What to produce ▸ Set down each line of the material that follows, exactly, with no pictures.

— start Input material —

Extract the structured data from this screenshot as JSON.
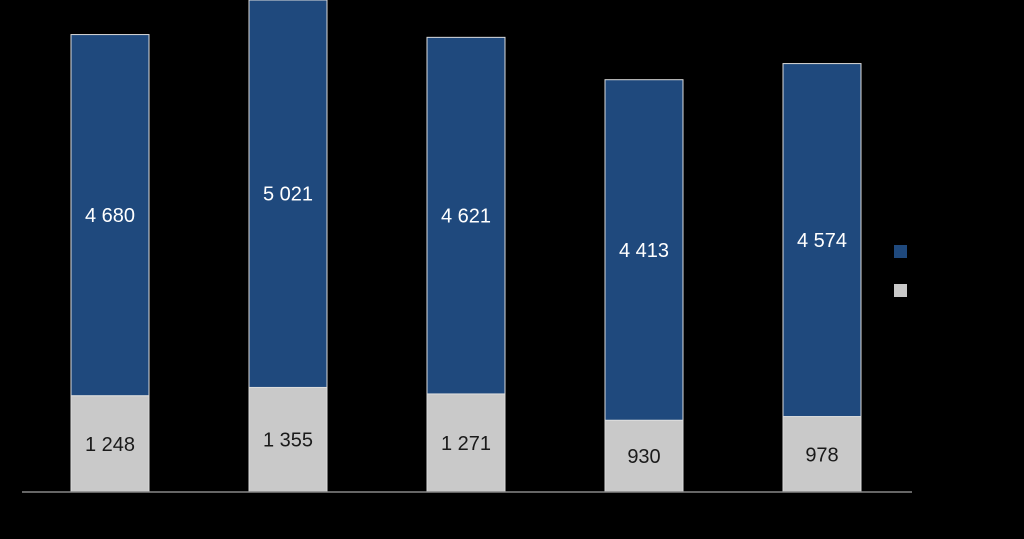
{
  "chart_data": {
    "type": "bar",
    "stacked": true,
    "categories": [
      "",
      "",
      "",
      "",
      ""
    ],
    "series": [
      {
        "values": [
          1248,
          1355,
          1271,
          930,
          978
        ],
        "labels": [
          "1 248",
          "1 355",
          "1 271",
          "930",
          "978"
        ],
        "color": "#c9c9c9"
      },
      {
        "values": [
          4680,
          5021,
          4621,
          4413,
          4574
        ],
        "labels": [
          "4 680",
          "5 021",
          "4 621",
          "4 413",
          "4 574"
        ],
        "color": "#1f497d"
      }
    ],
    "ylim": [
      0,
      6376
    ],
    "grid": false,
    "legend": "right",
    "legend_entries": [
      {
        "label": "",
        "color": "#1f497d"
      },
      {
        "label": "",
        "color": "#c9c9c9"
      }
    ],
    "colors": {
      "background": "#000000",
      "axis": "#888888",
      "bar_outline": "#dddddd"
    }
  }
}
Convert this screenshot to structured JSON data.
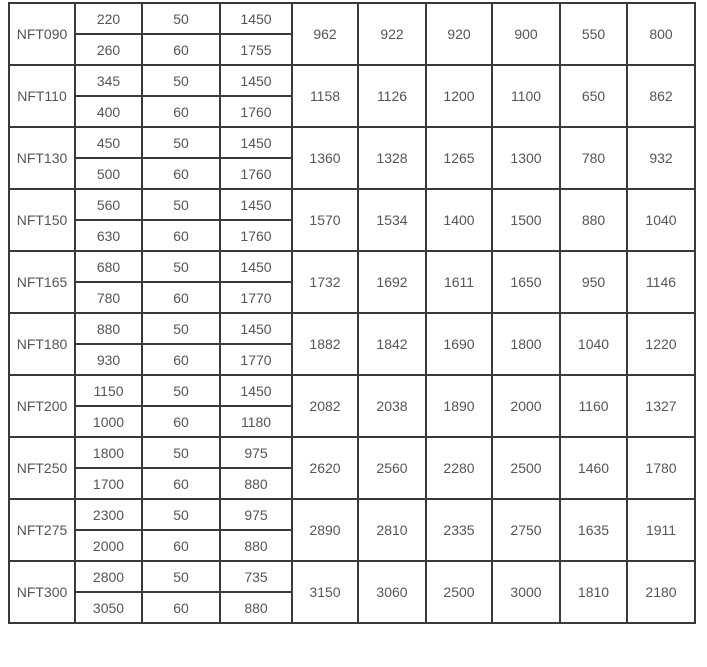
{
  "rows": [
    {
      "model": "NFT090",
      "sub": [
        [
          "220",
          "50",
          "1450"
        ],
        [
          "260",
          "60",
          "1755"
        ]
      ],
      "vals": [
        "962",
        "922",
        "920",
        "900",
        "550",
        "800"
      ]
    },
    {
      "model": "NFT110",
      "sub": [
        [
          "345",
          "50",
          "1450"
        ],
        [
          "400",
          "60",
          "1760"
        ]
      ],
      "vals": [
        "1158",
        "1126",
        "1200",
        "1100",
        "650",
        "862"
      ]
    },
    {
      "model": "NFT130",
      "sub": [
        [
          "450",
          "50",
          "1450"
        ],
        [
          "500",
          "60",
          "1760"
        ]
      ],
      "vals": [
        "1360",
        "1328",
        "1265",
        "1300",
        "780",
        "932"
      ]
    },
    {
      "model": "NFT150",
      "sub": [
        [
          "560",
          "50",
          "1450"
        ],
        [
          "630",
          "60",
          "1760"
        ]
      ],
      "vals": [
        "1570",
        "1534",
        "1400",
        "1500",
        "880",
        "1040"
      ]
    },
    {
      "model": "NFT165",
      "sub": [
        [
          "680",
          "50",
          "1450"
        ],
        [
          "780",
          "60",
          "1770"
        ]
      ],
      "vals": [
        "1732",
        "1692",
        "1611",
        "1650",
        "950",
        "1146"
      ]
    },
    {
      "model": "NFT180",
      "sub": [
        [
          "880",
          "50",
          "1450"
        ],
        [
          "930",
          "60",
          "1770"
        ]
      ],
      "vals": [
        "1882",
        "1842",
        "1690",
        "1800",
        "1040",
        "1220"
      ]
    },
    {
      "model": "NFT200",
      "sub": [
        [
          "1150",
          "50",
          "1450"
        ],
        [
          "1000",
          "60",
          "1180"
        ]
      ],
      "vals": [
        "2082",
        "2038",
        "1890",
        "2000",
        "1160",
        "1327"
      ]
    },
    {
      "model": "NFT250",
      "sub": [
        [
          "1800",
          "50",
          "975"
        ],
        [
          "1700",
          "60",
          "880"
        ]
      ],
      "vals": [
        "2620",
        "2560",
        "2280",
        "2500",
        "1460",
        "1780"
      ]
    },
    {
      "model": "NFT275",
      "sub": [
        [
          "2300",
          "50",
          "975"
        ],
        [
          "2000",
          "60",
          "880"
        ]
      ],
      "vals": [
        "2890",
        "2810",
        "2335",
        "2750",
        "1635",
        "1911"
      ]
    },
    {
      "model": "NFT300",
      "sub": [
        [
          "2800",
          "50",
          "735"
        ],
        [
          "3050",
          "60",
          "880"
        ]
      ],
      "vals": [
        "3150",
        "3060",
        "2500",
        "3000",
        "1810",
        "2180"
      ]
    }
  ]
}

— end Input material —

Result of this exercise ▸
Extract the structured data from this screenshot as JSON.
{
  "chart_data": {
    "type": "bar",
    "stacked": true,
    "categories": [
      "",
      "",
      "",
      "",
      ""
    ],
    "series": [
      {
        "values": [
          1248,
          1355,
          1271,
          930,
          978
        ],
        "labels": [
          "1 248",
          "1 355",
          "1 271",
          "930",
          "978"
        ],
        "color": "#c9c9c9"
      },
      {
        "values": [
          4680,
          5021,
          4621,
          4413,
          4574
        ],
        "labels": [
          "4 680",
          "5 021",
          "4 621",
          "4 413",
          "4 574"
        ],
        "color": "#1f497d"
      }
    ],
    "ylim": [
      0,
      6376
    ],
    "grid": false,
    "legend": "right",
    "legend_entries": [
      {
        "label": "",
        "color": "#1f497d"
      },
      {
        "label": "",
        "color": "#c9c9c9"
      }
    ],
    "colors": {
      "background": "#000000",
      "axis": "#888888",
      "bar_outline": "#dddddd"
    }
  }
}
Convert this screenshot to structured JSON data.
{
  "rows": [
    {
      "model": "NFT090",
      "sub": [
        [
          "220",
          "50",
          "1450"
        ],
        [
          "260",
          "60",
          "1755"
        ]
      ],
      "vals": [
        "962",
        "922",
        "920",
        "900",
        "550",
        "800"
      ]
    },
    {
      "model": "NFT110",
      "sub": [
        [
          "345",
          "50",
          "1450"
        ],
        [
          "400",
          "60",
          "1760"
        ]
      ],
      "vals": [
        "1158",
        "1126",
        "1200",
        "1100",
        "650",
        "862"
      ]
    },
    {
      "model": "NFT130",
      "sub": [
        [
          "450",
          "50",
          "1450"
        ],
        [
          "500",
          "60",
          "1760"
        ]
      ],
      "vals": [
        "1360",
        "1328",
        "1265",
        "1300",
        "780",
        "932"
      ]
    },
    {
      "model": "NFT150",
      "sub": [
        [
          "560",
          "50",
          "1450"
        ],
        [
          "630",
          "60",
          "1760"
        ]
      ],
      "vals": [
        "1570",
        "1534",
        "1400",
        "1500",
        "880",
        "1040"
      ]
    },
    {
      "model": "NFT165",
      "sub": [
        [
          "680",
          "50",
          "1450"
        ],
        [
          "780",
          "60",
          "1770"
        ]
      ],
      "vals": [
        "1732",
        "1692",
        "1611",
        "1650",
        "950",
        "1146"
      ]
    },
    {
      "model": "NFT180",
      "sub": [
        [
          "880",
          "50",
          "1450"
        ],
        [
          "930",
          "60",
          "1770"
        ]
      ],
      "vals": [
        "1882",
        "1842",
        "1690",
        "1800",
        "1040",
        "1220"
      ]
    },
    {
      "model": "NFT200",
      "sub": [
        [
          "1150",
          "50",
          "1450"
        ],
        [
          "1000",
          "60",
          "1180"
        ]
      ],
      "vals": [
        "2082",
        "2038",
        "1890",
        "2000",
        "1160",
        "1327"
      ]
    },
    {
      "model": "NFT250",
      "sub": [
        [
          "1800",
          "50",
          "975"
        ],
        [
          "1700",
          "60",
          "880"
        ]
      ],
      "vals": [
        "2620",
        "2560",
        "2280",
        "2500",
        "1460",
        "1780"
      ]
    },
    {
      "model": "NFT275",
      "sub": [
        [
          "2300",
          "50",
          "975"
        ],
        [
          "2000",
          "60",
          "880"
        ]
      ],
      "vals": [
        "2890",
        "2810",
        "2335",
        "2750",
        "1635",
        "1911"
      ]
    },
    {
      "model": "NFT300",
      "sub": [
        [
          "2800",
          "50",
          "735"
        ],
        [
          "3050",
          "60",
          "880"
        ]
      ],
      "vals": [
        "3150",
        "3060",
        "2500",
        "3000",
        "1810",
        "2180"
      ]
    }
  ]
}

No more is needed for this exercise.